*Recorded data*
────────────────────────────────────────

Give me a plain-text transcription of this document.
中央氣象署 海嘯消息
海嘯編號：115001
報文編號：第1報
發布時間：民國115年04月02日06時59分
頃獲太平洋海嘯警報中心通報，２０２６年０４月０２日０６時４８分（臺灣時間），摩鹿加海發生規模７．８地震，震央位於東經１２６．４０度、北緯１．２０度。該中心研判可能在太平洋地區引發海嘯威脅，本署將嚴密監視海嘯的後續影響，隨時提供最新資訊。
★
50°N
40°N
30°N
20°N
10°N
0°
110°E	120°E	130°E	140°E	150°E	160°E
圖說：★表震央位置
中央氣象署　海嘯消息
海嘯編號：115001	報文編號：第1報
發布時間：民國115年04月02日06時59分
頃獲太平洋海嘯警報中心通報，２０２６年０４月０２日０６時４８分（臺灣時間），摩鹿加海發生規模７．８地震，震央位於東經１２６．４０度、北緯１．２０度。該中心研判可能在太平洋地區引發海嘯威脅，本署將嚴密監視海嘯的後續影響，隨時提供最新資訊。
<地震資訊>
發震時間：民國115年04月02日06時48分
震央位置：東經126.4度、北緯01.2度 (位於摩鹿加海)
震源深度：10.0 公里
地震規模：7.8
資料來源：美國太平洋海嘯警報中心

────────────────────────────────────────

*Task instructions*
Nothing should be changed: write out all of the data as is.

*Solved problem*
Give me a plain-text transcription of this document.
中央氣象署 海嘯消息
海嘯編號：115001
報文編號：第1報
發布時間：民國115年04月02日06時59分
頃獲太平洋海嘯警報中心通報，２０２６年０４月０２日０６時４８分（臺灣時間），摩鹿加海發生規模７．８地震，震央位於東經１２６．４０度、北緯１．２０度。該中心研判可能在太平洋地區引發海嘯威脅，本署將嚴密監視海嘯的後續影響，隨時提供最新資訊。
★
50°N
40°N
30°N
20°N
10°N
0°
110°E	120°E	130°E	140°E	150°E	160°E
圖說：★表震央位置
中央氣象署　海嘯消息
海嘯編號：115001	報文編號：第1報
發布時間：民國115年04月02日06時59分
頃獲太平洋海嘯警報中心通報，２０２６年０４月０２日０６時４８分（臺灣時間），摩鹿加海發生規模７．８地震，震央位於東經１２６．４０度、北緯１．２０度。該中心研判可能在太平洋地區引發海嘯威脅，本署將嚴密監視海嘯的後續影響，隨時提供最新資訊。
<地震資訊>
發震時間：民國115年04月02日06時48分
震央位置：東經126.4度、北緯01.2度 (位於摩鹿加海)
震源深度：10.0 公里
地震規模：7.8
資料來源：美國太平洋海嘯警報中心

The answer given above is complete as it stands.